* begin Rows *

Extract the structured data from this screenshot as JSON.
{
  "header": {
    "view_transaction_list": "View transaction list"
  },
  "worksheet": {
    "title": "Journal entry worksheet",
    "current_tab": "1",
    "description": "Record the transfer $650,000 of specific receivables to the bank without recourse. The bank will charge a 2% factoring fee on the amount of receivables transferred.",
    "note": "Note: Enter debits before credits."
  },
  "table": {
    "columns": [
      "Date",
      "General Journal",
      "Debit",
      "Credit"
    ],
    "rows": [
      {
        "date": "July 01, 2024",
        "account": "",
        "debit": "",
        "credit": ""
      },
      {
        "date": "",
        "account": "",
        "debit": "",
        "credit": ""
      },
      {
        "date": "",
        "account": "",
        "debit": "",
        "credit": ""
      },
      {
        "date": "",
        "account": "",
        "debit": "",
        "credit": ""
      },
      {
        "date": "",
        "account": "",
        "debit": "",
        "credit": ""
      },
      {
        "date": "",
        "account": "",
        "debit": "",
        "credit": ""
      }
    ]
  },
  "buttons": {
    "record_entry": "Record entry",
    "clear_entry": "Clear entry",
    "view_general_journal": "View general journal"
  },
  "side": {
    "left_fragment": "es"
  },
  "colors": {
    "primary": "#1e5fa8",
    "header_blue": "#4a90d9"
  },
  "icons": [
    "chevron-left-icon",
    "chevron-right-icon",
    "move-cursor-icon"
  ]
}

* end Rows *
* begin Rows *

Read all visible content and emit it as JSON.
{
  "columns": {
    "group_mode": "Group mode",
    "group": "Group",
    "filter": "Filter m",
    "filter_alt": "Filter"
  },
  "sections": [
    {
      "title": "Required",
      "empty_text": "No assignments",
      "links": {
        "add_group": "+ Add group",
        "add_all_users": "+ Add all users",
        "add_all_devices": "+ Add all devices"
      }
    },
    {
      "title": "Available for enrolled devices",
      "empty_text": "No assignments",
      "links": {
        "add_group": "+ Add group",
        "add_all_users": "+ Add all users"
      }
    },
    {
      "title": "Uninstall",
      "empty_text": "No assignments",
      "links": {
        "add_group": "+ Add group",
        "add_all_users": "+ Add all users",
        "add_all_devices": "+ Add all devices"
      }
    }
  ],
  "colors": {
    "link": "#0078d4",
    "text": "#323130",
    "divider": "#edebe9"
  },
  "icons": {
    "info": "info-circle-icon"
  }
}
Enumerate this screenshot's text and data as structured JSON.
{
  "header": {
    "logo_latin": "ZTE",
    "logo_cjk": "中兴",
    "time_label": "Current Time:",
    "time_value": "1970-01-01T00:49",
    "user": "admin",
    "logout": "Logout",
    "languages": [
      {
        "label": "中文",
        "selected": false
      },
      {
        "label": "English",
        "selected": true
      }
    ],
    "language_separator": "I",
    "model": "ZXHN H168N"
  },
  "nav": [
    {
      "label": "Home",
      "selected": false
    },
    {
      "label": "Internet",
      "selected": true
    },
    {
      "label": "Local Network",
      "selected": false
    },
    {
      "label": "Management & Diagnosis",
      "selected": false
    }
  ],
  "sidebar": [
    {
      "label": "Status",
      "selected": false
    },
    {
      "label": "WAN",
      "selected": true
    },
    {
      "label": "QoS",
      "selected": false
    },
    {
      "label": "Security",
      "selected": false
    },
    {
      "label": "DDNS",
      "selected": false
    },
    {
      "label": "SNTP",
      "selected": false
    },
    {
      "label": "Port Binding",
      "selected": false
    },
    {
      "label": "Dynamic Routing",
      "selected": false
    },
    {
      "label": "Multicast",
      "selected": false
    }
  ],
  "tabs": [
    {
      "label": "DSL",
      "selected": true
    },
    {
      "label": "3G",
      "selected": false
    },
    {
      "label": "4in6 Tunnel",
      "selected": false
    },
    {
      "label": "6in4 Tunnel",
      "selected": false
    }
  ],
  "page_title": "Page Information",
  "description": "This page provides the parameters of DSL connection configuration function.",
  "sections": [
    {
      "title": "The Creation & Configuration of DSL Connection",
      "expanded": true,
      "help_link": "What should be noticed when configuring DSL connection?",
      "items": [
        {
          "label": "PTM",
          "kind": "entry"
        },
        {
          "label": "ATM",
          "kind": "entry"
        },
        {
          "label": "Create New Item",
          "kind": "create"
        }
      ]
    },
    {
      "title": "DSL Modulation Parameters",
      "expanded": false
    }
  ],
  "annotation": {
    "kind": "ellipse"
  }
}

* end Rows *
* begin Rows *

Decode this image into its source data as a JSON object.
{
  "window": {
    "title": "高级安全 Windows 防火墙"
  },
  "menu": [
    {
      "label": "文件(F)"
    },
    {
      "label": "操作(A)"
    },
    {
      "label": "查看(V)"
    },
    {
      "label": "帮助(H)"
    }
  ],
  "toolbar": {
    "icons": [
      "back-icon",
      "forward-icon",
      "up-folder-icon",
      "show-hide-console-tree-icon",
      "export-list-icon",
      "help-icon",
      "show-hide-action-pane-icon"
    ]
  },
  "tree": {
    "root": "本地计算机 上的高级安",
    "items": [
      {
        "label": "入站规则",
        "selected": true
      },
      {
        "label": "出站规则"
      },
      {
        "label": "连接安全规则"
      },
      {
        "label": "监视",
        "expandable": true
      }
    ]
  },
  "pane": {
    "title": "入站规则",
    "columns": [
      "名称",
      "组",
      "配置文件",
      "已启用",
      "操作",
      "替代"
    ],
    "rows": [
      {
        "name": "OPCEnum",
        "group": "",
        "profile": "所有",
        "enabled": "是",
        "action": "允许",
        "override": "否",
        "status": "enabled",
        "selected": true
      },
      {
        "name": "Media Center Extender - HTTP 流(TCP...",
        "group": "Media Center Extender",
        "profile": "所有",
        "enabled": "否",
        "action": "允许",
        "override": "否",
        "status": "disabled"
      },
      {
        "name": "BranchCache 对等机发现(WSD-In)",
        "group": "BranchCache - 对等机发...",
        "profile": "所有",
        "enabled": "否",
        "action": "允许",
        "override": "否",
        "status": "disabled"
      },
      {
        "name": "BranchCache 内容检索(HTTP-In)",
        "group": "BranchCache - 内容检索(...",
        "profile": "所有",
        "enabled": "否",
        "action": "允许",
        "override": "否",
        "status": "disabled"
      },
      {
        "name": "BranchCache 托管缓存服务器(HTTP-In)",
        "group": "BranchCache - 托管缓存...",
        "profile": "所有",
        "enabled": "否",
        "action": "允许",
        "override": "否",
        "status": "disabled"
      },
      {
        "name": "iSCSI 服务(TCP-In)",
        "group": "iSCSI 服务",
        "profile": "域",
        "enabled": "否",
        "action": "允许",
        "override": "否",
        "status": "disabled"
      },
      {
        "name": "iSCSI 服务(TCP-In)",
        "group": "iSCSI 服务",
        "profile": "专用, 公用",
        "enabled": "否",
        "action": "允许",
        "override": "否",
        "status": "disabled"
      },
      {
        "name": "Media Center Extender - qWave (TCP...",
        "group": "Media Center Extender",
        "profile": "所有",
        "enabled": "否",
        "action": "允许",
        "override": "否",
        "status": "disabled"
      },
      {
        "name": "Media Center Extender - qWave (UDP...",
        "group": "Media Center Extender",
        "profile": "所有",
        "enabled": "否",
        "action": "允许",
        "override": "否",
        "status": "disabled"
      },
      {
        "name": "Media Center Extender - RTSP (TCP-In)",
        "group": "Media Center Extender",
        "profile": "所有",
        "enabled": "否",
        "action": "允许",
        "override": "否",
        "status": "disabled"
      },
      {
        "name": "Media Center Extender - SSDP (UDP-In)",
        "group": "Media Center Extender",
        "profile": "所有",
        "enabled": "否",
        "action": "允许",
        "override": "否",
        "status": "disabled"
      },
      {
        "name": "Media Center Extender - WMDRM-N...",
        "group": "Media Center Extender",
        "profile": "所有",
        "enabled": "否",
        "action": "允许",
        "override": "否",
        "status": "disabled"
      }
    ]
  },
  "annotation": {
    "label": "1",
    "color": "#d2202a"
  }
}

* end Rows *

• [Task brief]: Give only the number of lines in the material above that include the word "kind".

• [The solution]: 4